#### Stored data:
· · ·
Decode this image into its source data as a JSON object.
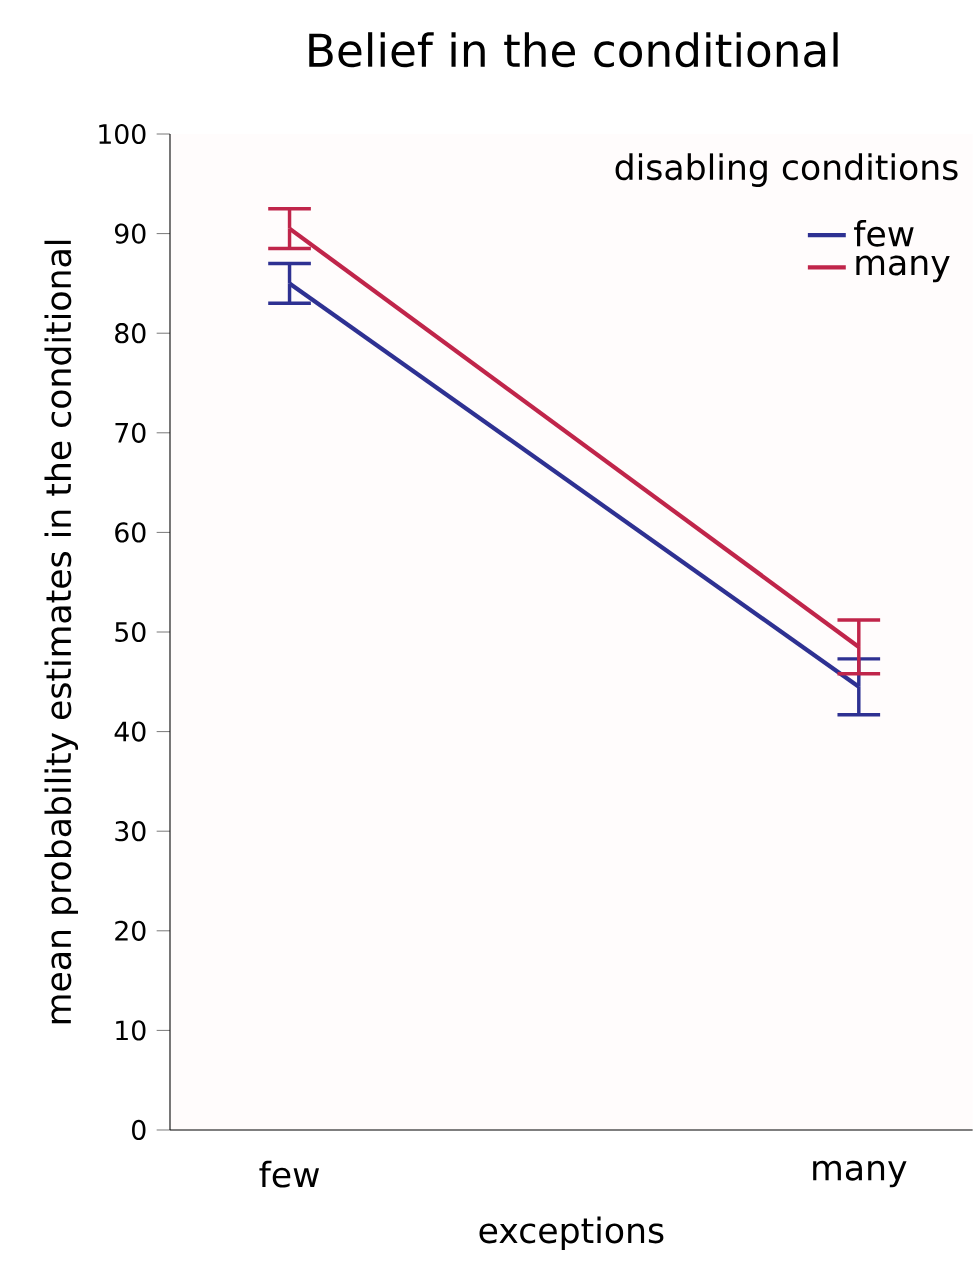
{
  "chart_data": {
    "type": "line",
    "title": "Belief in the conditional",
    "xlabel": "exceptions",
    "ylabel": "mean probability estimates in the conditional",
    "legend_title": "disabling conditions",
    "categories": [
      "few",
      "many"
    ],
    "series": [
      {
        "name": "few",
        "color": "#2e3192",
        "values": [
          85.0,
          44.5
        ],
        "errors": [
          2.0,
          2.8
        ]
      },
      {
        "name": "many",
        "color": "#c0254a",
        "values": [
          90.5,
          48.5
        ],
        "errors": [
          2.0,
          2.7
        ]
      }
    ],
    "ylim": [
      0,
      100
    ],
    "yticks": [
      0,
      10,
      20,
      30,
      40,
      50,
      60,
      70,
      80,
      90,
      100
    ],
    "grid": false,
    "legend": "top right",
    "marker": "none",
    "line_style": "solid"
  }
}
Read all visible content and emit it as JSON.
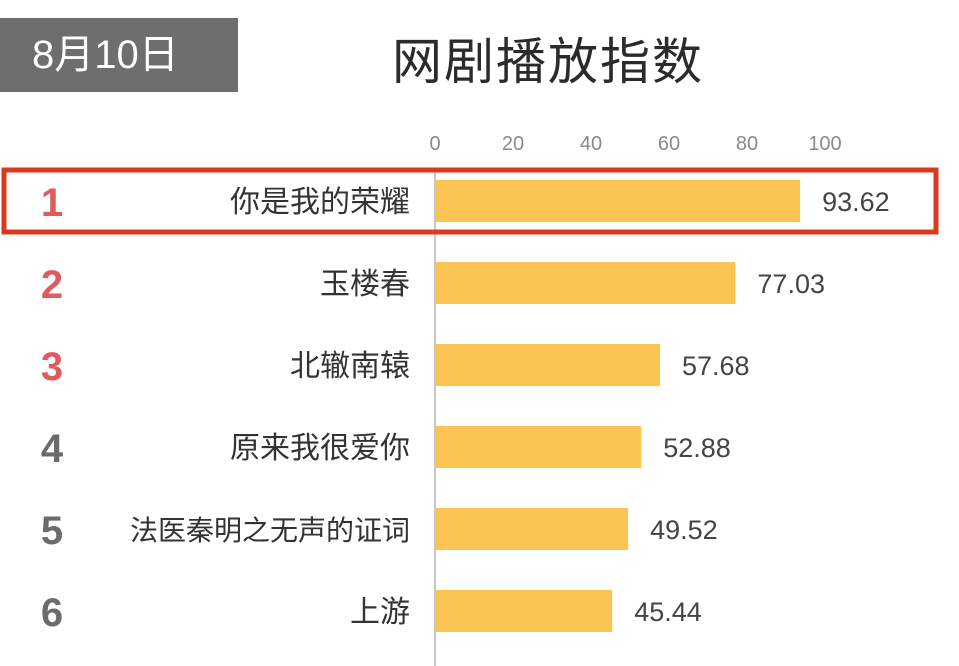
{
  "header": {
    "date": "8月10日",
    "title": "网剧播放指数"
  },
  "colors": {
    "bar": "#fcc453",
    "rank_highlight": "#e05a5e",
    "rank_normal": "#6b6b6b",
    "highlight_border": "#d93a1f",
    "date_badge_bg": "#6e6e6e"
  },
  "chart_data": {
    "type": "bar",
    "orientation": "horizontal",
    "title": "网剧播放指数",
    "xlim": [
      0,
      100
    ],
    "x_ticks": [
      "0",
      "20",
      "40",
      "60",
      "80",
      "100"
    ],
    "categories": [
      "你是我的荣耀",
      "玉楼春",
      "北辙南辕",
      "原来我很爱你",
      "法医秦明之无声的证词",
      "上游"
    ],
    "ranks": [
      "1",
      "2",
      "3",
      "4",
      "5",
      "6"
    ],
    "values": [
      93.62,
      77.03,
      57.68,
      52.88,
      49.52,
      45.44
    ],
    "value_labels": [
      "93.62",
      "77.03",
      "57.68",
      "52.88",
      "49.52",
      "45.44"
    ],
    "highlighted_rank": "1"
  }
}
· · ·
#### What the exercise asks:
Reproduce all of the data exactly, omitting each picture it holds.

#### Problem solution:
Decode this image into its source data as a JSON object.
{
  "chart_data": {
    "type": "line",
    "title": "Belief in the conditional",
    "xlabel": "exceptions",
    "ylabel": "mean probability estimates in the conditional",
    "legend_title": "disabling conditions",
    "categories": [
      "few",
      "many"
    ],
    "series": [
      {
        "name": "few",
        "color": "#2e3192",
        "values": [
          85.0,
          44.5
        ],
        "errors": [
          2.0,
          2.8
        ]
      },
      {
        "name": "many",
        "color": "#c0254a",
        "values": [
          90.5,
          48.5
        ],
        "errors": [
          2.0,
          2.7
        ]
      }
    ],
    "ylim": [
      0,
      100
    ],
    "yticks": [
      0,
      10,
      20,
      30,
      40,
      50,
      60,
      70,
      80,
      90,
      100
    ],
    "grid": false,
    "legend": "top right",
    "marker": "none",
    "line_style": "solid"
  }
}
Read all visible content and emit it as JSON.
{
  "header": {
    "date": "8月10日",
    "title": "网剧播放指数"
  },
  "colors": {
    "bar": "#fcc453",
    "rank_highlight": "#e05a5e",
    "rank_normal": "#6b6b6b",
    "highlight_border": "#d93a1f",
    "date_badge_bg": "#6e6e6e"
  },
  "chart_data": {
    "type": "bar",
    "orientation": "horizontal",
    "title": "网剧播放指数",
    "xlim": [
      0,
      100
    ],
    "x_ticks": [
      "0",
      "20",
      "40",
      "60",
      "80",
      "100"
    ],
    "categories": [
      "你是我的荣耀",
      "玉楼春",
      "北辙南辕",
      "原来我很爱你",
      "法医秦明之无声的证词",
      "上游"
    ],
    "ranks": [
      "1",
      "2",
      "3",
      "4",
      "5",
      "6"
    ],
    "values": [
      93.62,
      77.03,
      57.68,
      52.88,
      49.52,
      45.44
    ],
    "value_labels": [
      "93.62",
      "77.03",
      "57.68",
      "52.88",
      "49.52",
      "45.44"
    ],
    "highlighted_rank": "1"
  }
}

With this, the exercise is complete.